### Written task:
Repeat each entry as written, dropping any picture you find.

[Collection entries]
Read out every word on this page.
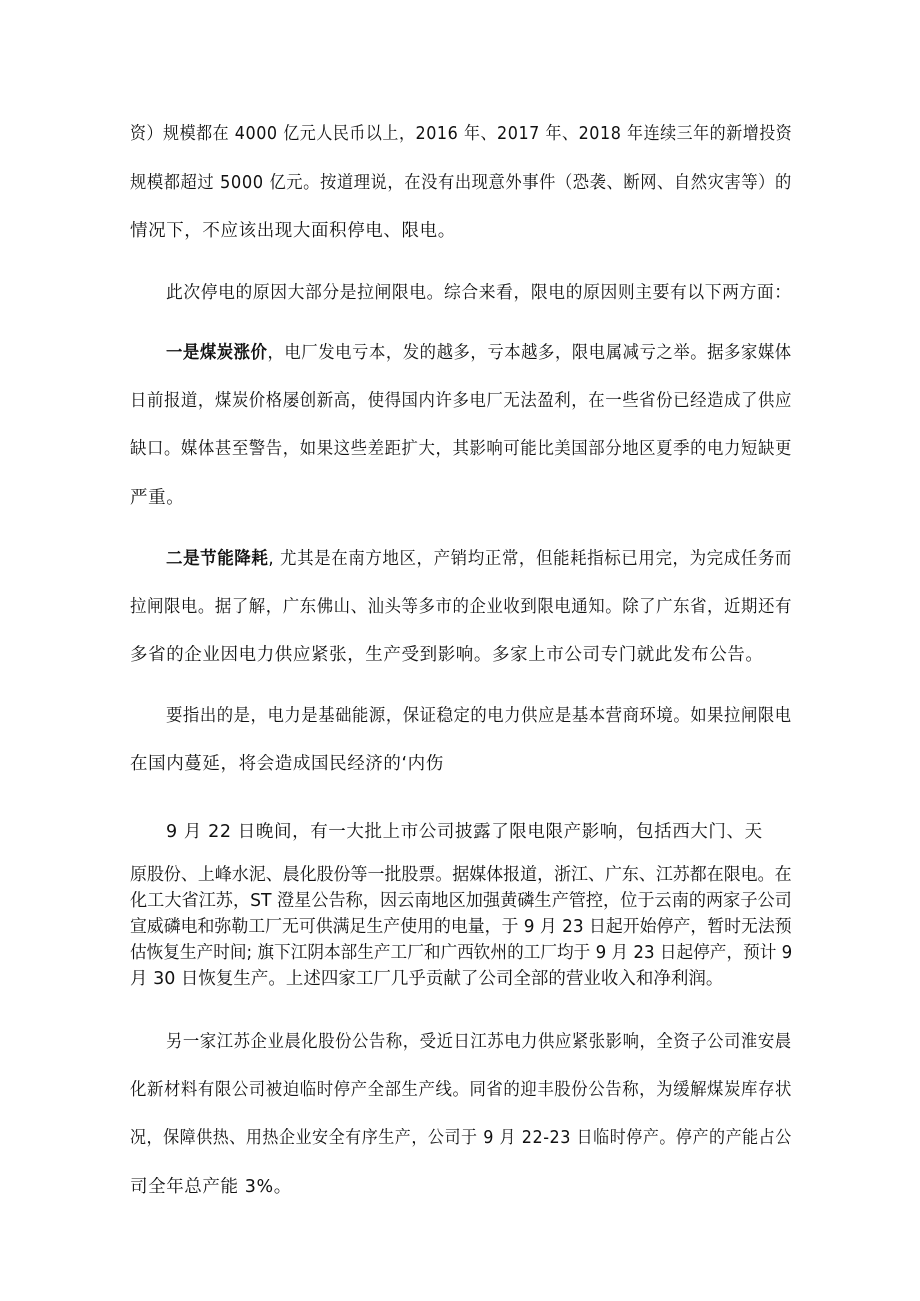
资）规模都在 4000 亿元人民币以上，2016 年、2017 年、2018 年连续三年的新增投资
规模都超过 5000 亿元。按道理说，在没有出现意外事件（恐袭、断网、自然灾害等）的
情况下，不应该出现大面积停电、限电。
此次停电的原因大部分是拉闸限电。综合来看，限电的原因则主要有以下两方面：
一是煤炭涨价，电厂发电亏本，发的越多，亏本越多，限电属减亏之举。据多家媒体
日前报道，煤炭价格屡创新高，使得国内许多电厂无法盈利，在一些省份已经造成了供应
缺口。媒体甚至警告，如果这些差距扩大，其影响可能比美国部分地区夏季的电力短缺更
严重。
二是节能降耗, 尤其是在南方地区，产销均正常，但能耗指标已用完，为完成任务而
拉闸限电。据了解，广东佛山、汕头等多市的企业收到限电通知。除了广东省，近期还有
多省的企业因电力供应紧张，生产受到影响。多家上市公司专门就此发布公告。
要指出的是，电力是基础能源，保证稳定的电力供应是基本营商环境。如果拉闸限电
在国内蔓延，将会造成国民经济的‘内伤
9 月 22 日晚间，有一大批上市公司披露了限电限产影响，包括西大门、天
原股份、上峰水泥、晨化股份等一批股票。据媒体报道，浙江、广东、江苏都在限电。在
化工大省江苏，ST 澄星公告称，因云南地区加强黄磷生产管控，位于云南的两家子公司
宣威磷电和弥勒工厂无可供满足生产使用的电量，于 9 月 23 日起开始停产，暂时无法预
估恢复生产时间; 旗下江阴本部生产工厂和广西钦州的工厂均于 9 月 23 日起停产，预计 9
月 30 日恢复生产。上述四家工厂几乎贡献了公司全部的营业收入和净利润。
另一家江苏企业晨化股份公告称，受近日江苏电力供应紧张影响，全资子公司淮安晨
化新材料有限公司被迫临时停产全部生产线。同省的迎丰股份公告称，为缓解煤炭库存状
况，保障供热、用热企业安全有序生产，公司于 9 月 22-23 日临时停产。停产的产能占公
司全年总产能 3%。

### Solved problem:
Read out every word on this page.
资）规模都在 4000 亿元人民币以上，2016 年、2017 年、2018 年连续三年的新增投资
规模都超过 5000 亿元。按道理说，在没有出现意外事件（恐袭、断网、自然灾害等）的
情况下，不应该出现大面积停电、限电。
此次停电的原因大部分是拉闸限电。综合来看，限电的原因则主要有以下两方面：
一是煤炭涨价，电厂发电亏本，发的越多，亏本越多，限电属减亏之举。据多家媒体
日前报道，煤炭价格屡创新高，使得国内许多电厂无法盈利，在一些省份已经造成了供应
缺口。媒体甚至警告，如果这些差距扩大，其影响可能比美国部分地区夏季的电力短缺更
严重。
二是节能降耗, 尤其是在南方地区，产销均正常，但能耗指标已用完，为完成任务而
拉闸限电。据了解，广东佛山、汕头等多市的企业收到限电通知。除了广东省，近期还有
多省的企业因电力供应紧张，生产受到影响。多家上市公司专门就此发布公告。
要指出的是，电力是基础能源，保证稳定的电力供应是基本营商环境。如果拉闸限电
在国内蔓延，将会造成国民经济的‘内伤
9 月 22 日晚间，有一大批上市公司披露了限电限产影响，包括西大门、天
原股份、上峰水泥、晨化股份等一批股票。据媒体报道，浙江、广东、江苏都在限电。在
化工大省江苏，ST 澄星公告称，因云南地区加强黄磷生产管控，位于云南的两家子公司
宣威磷电和弥勒工厂无可供满足生产使用的电量，于 9 月 23 日起开始停产，暂时无法预
估恢复生产时间; 旗下江阴本部生产工厂和广西钦州的工厂均于 9 月 23 日起停产，预计 9
月 30 日恢复生产。上述四家工厂几乎贡献了公司全部的营业收入和净利润。
另一家江苏企业晨化股份公告称，受近日江苏电力供应紧张影响，全资子公司淮安晨
化新材料有限公司被迫临时停产全部生产线。同省的迎丰股份公告称，为缓解煤炭库存状
况，保障供热、用热企业安全有序生产，公司于 9 月 22-23 日临时停产。停产的产能占公
司全年总产能 3%。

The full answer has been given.